| Material supplied |
+++++

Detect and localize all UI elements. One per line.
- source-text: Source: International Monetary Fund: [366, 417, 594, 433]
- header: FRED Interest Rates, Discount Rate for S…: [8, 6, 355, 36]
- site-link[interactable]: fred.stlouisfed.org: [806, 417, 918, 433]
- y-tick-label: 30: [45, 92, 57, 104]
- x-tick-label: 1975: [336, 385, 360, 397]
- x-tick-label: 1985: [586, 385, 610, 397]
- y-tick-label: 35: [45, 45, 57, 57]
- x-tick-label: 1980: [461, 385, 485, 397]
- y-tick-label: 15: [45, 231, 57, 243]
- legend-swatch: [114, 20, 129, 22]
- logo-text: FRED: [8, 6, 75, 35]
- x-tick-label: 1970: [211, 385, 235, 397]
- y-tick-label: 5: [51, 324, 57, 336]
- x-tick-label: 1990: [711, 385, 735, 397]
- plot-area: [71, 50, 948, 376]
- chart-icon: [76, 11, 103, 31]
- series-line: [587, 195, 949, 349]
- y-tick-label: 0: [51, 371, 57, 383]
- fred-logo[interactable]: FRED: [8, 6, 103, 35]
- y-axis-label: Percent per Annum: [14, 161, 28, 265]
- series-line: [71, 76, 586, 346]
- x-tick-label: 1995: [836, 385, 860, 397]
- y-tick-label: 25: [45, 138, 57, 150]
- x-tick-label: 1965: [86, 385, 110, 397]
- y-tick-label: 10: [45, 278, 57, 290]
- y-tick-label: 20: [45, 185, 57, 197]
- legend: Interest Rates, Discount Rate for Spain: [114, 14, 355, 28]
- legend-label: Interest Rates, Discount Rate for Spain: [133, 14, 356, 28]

+++++

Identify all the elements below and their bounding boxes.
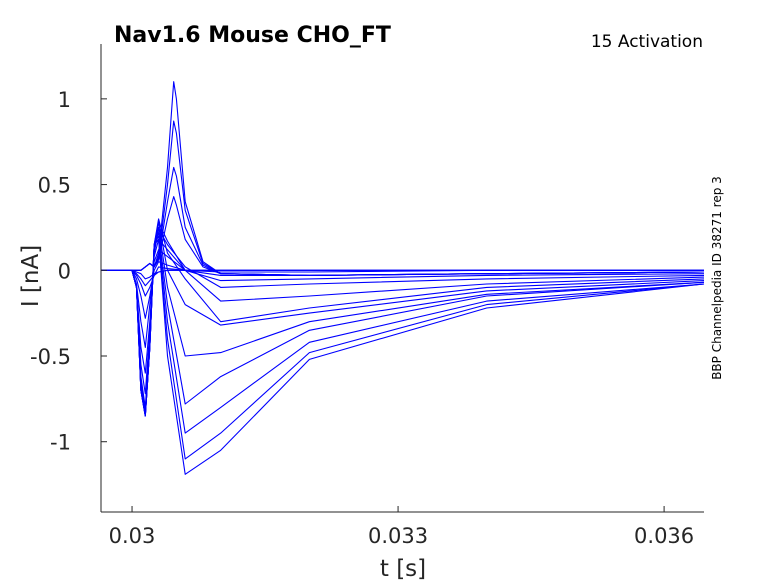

+++++

Put the lines from the one containing "Detect and localize" through the one containing "- x-tick-label: 1980: [461, 385, 485, 397]", both included, into a Markdown table with columns Row and Line. Number each line in order, skip any blank lines, and include no other lines.

| Row | Line |
|---|---|
| 1 | Detect and localize all UI elements. One per line. |
| 2 | - source-text: Source: International Monetary Fund: [366, 417, 594, 433] |
| 3 | - header: FRED Interest Rates, Discount Rate for S…: [8, 6, 355, 36] |
| 4 | - site-link[interactable]: fred.stlouisfed.org: [806, 417, 918, 433] |
| 5 | - y-tick-label: 30: [45, 92, 57, 104] |
| 6 | - x-tick-label: 1975: [336, 385, 360, 397] |
| 7 | - x-tick-label: 1985: [586, 385, 610, 397] |
| 8 | - y-tick-label: 35: [45, 45, 57, 57] |
| 9 | - x-tick-label: 1980: [461, 385, 485, 397] |